_Recorded data:_

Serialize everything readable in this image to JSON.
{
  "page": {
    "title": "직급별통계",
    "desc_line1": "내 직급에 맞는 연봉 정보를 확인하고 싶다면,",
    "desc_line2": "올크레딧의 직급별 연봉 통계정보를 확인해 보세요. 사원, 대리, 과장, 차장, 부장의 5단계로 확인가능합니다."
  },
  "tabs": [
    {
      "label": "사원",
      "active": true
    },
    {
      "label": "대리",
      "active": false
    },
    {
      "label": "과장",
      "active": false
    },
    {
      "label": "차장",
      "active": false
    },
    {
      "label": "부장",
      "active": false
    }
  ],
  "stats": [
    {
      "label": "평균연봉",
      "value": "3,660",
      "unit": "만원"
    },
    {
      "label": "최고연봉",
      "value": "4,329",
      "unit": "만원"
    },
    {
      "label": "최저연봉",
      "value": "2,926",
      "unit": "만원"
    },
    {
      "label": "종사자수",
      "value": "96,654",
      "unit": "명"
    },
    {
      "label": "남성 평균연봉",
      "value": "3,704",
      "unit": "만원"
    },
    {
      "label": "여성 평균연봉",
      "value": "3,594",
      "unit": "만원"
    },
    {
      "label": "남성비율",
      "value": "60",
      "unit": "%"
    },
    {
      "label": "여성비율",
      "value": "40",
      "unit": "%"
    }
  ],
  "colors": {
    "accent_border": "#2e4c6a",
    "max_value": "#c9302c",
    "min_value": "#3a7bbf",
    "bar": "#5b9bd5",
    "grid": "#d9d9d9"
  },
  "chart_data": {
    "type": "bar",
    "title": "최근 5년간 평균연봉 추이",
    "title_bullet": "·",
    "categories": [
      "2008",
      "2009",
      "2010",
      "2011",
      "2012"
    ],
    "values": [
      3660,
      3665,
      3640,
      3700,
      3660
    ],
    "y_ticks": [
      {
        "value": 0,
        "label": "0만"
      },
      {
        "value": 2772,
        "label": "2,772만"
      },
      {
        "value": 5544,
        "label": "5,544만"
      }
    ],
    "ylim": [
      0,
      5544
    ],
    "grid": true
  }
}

_Work instructions:_
Report how many lines of the preceding records include "평균연봉". Output the number only.

_The completed task:_
4